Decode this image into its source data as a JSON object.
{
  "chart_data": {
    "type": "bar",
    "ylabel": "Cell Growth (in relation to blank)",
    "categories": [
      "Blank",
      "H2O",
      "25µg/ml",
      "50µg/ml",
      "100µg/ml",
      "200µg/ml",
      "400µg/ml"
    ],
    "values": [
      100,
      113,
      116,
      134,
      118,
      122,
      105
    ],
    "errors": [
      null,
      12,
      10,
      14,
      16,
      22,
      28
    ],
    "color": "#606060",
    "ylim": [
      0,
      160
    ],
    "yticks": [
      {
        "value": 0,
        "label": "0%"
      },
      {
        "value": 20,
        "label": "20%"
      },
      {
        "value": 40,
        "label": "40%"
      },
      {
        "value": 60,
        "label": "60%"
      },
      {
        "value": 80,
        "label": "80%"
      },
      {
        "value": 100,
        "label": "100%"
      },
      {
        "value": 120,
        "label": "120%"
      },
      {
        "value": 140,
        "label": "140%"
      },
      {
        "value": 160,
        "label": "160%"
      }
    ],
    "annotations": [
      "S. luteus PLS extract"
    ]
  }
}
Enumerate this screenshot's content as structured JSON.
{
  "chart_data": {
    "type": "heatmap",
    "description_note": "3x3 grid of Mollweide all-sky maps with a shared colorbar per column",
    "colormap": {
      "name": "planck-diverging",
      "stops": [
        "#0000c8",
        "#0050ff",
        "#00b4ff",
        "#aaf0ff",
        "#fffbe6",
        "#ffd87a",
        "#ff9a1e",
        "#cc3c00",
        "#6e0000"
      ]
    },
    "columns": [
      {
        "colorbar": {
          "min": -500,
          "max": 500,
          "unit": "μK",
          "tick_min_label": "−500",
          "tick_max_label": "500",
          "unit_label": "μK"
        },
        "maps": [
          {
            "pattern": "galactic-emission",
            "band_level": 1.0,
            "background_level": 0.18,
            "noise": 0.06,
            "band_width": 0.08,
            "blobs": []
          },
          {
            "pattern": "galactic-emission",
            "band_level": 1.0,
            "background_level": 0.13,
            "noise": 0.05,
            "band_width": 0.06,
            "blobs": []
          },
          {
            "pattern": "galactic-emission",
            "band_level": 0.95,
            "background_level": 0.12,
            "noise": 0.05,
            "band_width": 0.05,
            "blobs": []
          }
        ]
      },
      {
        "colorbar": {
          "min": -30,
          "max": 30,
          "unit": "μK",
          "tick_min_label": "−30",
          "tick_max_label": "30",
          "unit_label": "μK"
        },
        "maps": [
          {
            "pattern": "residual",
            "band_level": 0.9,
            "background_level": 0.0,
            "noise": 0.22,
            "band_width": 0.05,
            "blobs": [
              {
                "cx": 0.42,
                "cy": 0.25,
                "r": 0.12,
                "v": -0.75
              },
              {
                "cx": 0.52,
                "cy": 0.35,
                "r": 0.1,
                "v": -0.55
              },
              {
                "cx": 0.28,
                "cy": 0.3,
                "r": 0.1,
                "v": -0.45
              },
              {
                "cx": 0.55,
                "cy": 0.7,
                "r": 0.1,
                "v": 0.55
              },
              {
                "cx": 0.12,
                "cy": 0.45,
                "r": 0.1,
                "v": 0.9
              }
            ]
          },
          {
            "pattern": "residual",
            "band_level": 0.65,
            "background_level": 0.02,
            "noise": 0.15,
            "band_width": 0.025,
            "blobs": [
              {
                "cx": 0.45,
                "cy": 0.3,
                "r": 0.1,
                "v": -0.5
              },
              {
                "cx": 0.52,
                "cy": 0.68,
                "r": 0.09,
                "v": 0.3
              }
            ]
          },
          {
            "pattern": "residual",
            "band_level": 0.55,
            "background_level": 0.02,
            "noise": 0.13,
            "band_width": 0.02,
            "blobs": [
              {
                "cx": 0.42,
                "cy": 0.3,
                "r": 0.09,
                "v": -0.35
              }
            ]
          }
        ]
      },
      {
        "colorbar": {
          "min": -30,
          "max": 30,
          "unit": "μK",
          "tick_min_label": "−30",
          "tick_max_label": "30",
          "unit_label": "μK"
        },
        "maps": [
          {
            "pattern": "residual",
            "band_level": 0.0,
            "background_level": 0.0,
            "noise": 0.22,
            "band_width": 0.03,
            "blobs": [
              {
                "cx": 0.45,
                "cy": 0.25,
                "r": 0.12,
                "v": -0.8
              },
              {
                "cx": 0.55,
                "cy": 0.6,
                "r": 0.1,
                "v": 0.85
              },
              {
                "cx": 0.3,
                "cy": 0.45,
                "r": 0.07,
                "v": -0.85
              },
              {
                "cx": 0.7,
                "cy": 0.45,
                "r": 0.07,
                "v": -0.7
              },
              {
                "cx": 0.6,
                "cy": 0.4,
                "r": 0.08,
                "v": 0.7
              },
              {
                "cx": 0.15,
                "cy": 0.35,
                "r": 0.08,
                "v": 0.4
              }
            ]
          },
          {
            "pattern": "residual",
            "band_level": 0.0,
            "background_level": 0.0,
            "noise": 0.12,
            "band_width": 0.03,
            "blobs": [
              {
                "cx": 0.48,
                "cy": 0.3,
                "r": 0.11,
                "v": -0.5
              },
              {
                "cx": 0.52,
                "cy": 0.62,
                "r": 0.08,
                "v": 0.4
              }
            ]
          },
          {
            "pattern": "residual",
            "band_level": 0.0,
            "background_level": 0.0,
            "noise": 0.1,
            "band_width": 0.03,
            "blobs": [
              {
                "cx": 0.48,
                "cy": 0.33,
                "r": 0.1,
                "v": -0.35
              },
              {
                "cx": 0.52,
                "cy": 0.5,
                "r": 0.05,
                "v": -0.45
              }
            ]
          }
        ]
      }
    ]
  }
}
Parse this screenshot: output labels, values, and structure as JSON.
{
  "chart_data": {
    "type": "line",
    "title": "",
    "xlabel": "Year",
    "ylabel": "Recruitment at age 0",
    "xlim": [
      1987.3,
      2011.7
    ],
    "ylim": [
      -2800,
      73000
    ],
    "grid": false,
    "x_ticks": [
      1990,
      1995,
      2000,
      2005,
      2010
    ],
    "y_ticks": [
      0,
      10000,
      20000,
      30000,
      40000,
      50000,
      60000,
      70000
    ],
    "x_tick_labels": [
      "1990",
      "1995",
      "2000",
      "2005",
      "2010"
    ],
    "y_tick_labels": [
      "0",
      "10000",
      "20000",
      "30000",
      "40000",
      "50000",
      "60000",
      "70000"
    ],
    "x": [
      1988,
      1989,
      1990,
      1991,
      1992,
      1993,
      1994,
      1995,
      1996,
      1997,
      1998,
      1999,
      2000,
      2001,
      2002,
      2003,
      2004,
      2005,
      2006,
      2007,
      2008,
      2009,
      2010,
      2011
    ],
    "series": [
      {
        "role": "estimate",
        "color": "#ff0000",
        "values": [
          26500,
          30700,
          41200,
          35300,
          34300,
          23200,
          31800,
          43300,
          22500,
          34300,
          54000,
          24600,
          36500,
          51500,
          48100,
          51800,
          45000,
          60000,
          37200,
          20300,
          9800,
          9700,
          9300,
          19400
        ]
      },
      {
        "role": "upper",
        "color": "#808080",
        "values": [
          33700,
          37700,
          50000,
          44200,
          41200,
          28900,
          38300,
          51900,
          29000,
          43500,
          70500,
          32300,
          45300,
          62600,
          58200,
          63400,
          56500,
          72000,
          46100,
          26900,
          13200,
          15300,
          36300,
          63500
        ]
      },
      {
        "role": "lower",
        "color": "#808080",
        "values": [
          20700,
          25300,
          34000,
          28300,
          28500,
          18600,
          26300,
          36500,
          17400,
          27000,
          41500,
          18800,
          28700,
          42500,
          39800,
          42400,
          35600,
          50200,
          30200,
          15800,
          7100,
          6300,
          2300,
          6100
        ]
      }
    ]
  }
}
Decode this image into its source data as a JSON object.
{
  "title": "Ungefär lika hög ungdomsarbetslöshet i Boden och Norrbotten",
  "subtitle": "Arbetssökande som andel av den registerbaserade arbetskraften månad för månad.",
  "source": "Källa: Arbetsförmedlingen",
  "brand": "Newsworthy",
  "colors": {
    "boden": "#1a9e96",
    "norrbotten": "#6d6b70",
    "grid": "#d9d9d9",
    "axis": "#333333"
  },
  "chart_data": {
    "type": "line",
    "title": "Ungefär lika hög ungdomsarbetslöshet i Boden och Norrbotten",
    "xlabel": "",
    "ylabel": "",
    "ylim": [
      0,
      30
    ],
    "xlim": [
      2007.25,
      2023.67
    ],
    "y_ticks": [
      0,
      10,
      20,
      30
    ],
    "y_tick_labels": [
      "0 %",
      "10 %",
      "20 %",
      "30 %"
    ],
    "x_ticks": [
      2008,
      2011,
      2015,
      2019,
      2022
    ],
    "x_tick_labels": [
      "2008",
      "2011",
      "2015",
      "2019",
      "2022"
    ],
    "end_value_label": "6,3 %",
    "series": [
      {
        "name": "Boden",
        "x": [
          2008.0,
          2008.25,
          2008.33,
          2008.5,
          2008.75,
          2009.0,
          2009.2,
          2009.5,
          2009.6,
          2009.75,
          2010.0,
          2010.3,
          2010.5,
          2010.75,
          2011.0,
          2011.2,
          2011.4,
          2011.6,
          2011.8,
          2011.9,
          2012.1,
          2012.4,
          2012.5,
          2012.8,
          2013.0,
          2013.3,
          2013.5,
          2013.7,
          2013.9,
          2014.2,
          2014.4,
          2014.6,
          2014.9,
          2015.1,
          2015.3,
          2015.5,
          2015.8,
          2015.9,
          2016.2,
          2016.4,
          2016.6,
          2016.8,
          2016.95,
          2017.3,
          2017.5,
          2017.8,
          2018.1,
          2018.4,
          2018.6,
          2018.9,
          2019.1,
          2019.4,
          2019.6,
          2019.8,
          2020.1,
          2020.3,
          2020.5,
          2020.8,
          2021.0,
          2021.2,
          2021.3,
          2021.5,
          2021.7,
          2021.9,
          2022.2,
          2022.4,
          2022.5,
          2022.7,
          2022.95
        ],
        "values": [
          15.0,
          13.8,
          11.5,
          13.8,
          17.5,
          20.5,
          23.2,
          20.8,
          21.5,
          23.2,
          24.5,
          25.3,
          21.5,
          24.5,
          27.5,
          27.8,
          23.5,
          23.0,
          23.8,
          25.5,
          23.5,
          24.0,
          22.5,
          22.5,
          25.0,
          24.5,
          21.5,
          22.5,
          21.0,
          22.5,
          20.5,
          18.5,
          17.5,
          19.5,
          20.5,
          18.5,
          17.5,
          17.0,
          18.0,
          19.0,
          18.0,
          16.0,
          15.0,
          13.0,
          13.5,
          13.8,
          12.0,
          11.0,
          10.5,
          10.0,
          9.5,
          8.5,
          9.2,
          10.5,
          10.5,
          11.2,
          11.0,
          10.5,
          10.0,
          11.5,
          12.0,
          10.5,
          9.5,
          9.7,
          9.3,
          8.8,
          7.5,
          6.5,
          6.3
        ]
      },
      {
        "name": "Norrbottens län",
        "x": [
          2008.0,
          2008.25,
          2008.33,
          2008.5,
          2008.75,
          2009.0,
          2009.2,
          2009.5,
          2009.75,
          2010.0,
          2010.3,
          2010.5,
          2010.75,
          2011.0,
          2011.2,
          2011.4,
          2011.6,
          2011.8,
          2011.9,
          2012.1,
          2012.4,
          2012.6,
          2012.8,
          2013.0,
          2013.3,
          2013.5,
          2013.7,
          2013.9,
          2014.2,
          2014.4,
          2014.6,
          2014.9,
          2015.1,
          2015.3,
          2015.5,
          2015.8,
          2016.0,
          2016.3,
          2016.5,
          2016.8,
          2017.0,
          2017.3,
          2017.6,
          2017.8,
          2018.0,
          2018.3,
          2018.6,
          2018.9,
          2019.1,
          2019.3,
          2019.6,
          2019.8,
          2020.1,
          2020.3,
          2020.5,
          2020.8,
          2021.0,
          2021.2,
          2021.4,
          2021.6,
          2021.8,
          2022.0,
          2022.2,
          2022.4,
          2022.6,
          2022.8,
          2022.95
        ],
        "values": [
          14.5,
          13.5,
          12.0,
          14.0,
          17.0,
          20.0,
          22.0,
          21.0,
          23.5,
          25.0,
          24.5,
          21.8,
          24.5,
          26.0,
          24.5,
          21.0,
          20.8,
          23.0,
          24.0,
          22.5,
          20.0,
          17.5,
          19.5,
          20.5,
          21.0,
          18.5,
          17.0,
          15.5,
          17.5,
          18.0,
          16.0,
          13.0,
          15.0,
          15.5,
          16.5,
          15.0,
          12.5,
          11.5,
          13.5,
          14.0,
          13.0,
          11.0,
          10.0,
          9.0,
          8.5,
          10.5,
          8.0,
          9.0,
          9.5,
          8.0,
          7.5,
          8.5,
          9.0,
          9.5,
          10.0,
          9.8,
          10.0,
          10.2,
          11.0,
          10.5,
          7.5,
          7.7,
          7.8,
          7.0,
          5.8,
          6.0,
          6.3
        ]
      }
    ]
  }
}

——

WORK TO COMPLETE | Show every line from the listing above in which the string "screenshot" appears.

RESULT OF THIS EXERCISE |
Enumerate this screenshot's content as structured JSON.
Parse this screenshot: output labels, values, and structure as JSON.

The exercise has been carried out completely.